> **Structured figure records**:

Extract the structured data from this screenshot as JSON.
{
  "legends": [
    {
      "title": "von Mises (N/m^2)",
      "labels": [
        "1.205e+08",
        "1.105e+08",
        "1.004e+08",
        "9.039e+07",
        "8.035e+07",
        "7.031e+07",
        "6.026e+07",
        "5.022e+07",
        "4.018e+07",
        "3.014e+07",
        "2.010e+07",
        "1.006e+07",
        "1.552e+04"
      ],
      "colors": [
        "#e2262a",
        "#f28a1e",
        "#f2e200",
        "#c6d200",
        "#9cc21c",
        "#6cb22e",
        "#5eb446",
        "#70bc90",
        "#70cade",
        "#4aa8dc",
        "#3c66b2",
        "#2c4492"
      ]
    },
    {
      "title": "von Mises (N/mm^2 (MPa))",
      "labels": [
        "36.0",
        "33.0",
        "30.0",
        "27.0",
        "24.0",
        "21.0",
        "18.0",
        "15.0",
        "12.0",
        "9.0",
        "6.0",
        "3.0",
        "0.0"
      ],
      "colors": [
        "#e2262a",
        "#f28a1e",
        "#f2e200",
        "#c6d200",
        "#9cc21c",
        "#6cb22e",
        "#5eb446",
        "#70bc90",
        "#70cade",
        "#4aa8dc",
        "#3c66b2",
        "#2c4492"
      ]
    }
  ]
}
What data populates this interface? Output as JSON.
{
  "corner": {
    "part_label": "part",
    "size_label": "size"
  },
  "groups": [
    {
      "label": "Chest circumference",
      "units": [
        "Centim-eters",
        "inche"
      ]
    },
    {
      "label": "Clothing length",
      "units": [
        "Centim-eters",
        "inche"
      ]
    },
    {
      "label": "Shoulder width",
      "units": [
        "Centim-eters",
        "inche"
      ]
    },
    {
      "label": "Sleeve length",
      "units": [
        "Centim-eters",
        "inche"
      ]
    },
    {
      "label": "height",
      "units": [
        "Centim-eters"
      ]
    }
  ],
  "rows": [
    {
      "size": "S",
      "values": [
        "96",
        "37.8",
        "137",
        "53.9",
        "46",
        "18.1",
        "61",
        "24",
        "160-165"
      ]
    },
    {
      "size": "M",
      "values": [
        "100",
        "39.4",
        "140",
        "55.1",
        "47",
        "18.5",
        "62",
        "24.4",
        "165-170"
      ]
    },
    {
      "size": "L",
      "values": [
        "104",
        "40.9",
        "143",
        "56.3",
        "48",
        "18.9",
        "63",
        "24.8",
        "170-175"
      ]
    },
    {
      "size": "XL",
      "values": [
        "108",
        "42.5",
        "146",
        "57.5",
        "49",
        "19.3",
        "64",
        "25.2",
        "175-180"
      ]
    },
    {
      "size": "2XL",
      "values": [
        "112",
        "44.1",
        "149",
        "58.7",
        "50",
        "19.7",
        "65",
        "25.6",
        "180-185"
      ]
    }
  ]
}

> **Problem requirements**: Please return the data above exactly as given.

> **Solution for this task**:
Extract the structured data from this screenshot as JSON.
{
  "legends": [
    {
      "title": "von Mises (N/m^2)",
      "labels": [
        "1.205e+08",
        "1.105e+08",
        "1.004e+08",
        "9.039e+07",
        "8.035e+07",
        "7.031e+07",
        "6.026e+07",
        "5.022e+07",
        "4.018e+07",
        "3.014e+07",
        "2.010e+07",
        "1.006e+07",
        "1.552e+04"
      ],
      "colors": [
        "#e2262a",
        "#f28a1e",
        "#f2e200",
        "#c6d200",
        "#9cc21c",
        "#6cb22e",
        "#5eb446",
        "#70bc90",
        "#70cade",
        "#4aa8dc",
        "#3c66b2",
        "#2c4492"
      ]
    },
    {
      "title": "von Mises (N/mm^2 (MPa))",
      "labels": [
        "36.0",
        "33.0",
        "30.0",
        "27.0",
        "24.0",
        "21.0",
        "18.0",
        "15.0",
        "12.0",
        "9.0",
        "6.0",
        "3.0",
        "0.0"
      ],
      "colors": [
        "#e2262a",
        "#f28a1e",
        "#f2e200",
        "#c6d200",
        "#9cc21c",
        "#6cb22e",
        "#5eb446",
        "#70bc90",
        "#70cade",
        "#4aa8dc",
        "#3c66b2",
        "#2c4492"
      ]
    }
  ]
}
What data populates this interface? Output as JSON.
{
  "corner": {
    "part_label": "part",
    "size_label": "size"
  },
  "groups": [
    {
      "label": "Chest circumference",
      "units": [
        "Centim-eters",
        "inche"
      ]
    },
    {
      "label": "Clothing length",
      "units": [
        "Centim-eters",
        "inche"
      ]
    },
    {
      "label": "Shoulder width",
      "units": [
        "Centim-eters",
        "inche"
      ]
    },
    {
      "label": "Sleeve length",
      "units": [
        "Centim-eters",
        "inche"
      ]
    },
    {
      "label": "height",
      "units": [
        "Centim-eters"
      ]
    }
  ],
  "rows": [
    {
      "size": "S",
      "values": [
        "96",
        "37.8",
        "137",
        "53.9",
        "46",
        "18.1",
        "61",
        "24",
        "160-165"
      ]
    },
    {
      "size": "M",
      "values": [
        "100",
        "39.4",
        "140",
        "55.1",
        "47",
        "18.5",
        "62",
        "24.4",
        "165-170"
      ]
    },
    {
      "size": "L",
      "values": [
        "104",
        "40.9",
        "143",
        "56.3",
        "48",
        "18.9",
        "63",
        "24.8",
        "170-175"
      ]
    },
    {
      "size": "XL",
      "values": [
        "108",
        "42.5",
        "146",
        "57.5",
        "49",
        "19.3",
        "64",
        "25.2",
        "175-180"
      ]
    },
    {
      "size": "2XL",
      "values": [
        "112",
        "44.1",
        "149",
        "58.7",
        "50",
        "19.7",
        "65",
        "25.6",
        "180-185"
      ]
    }
  ]
}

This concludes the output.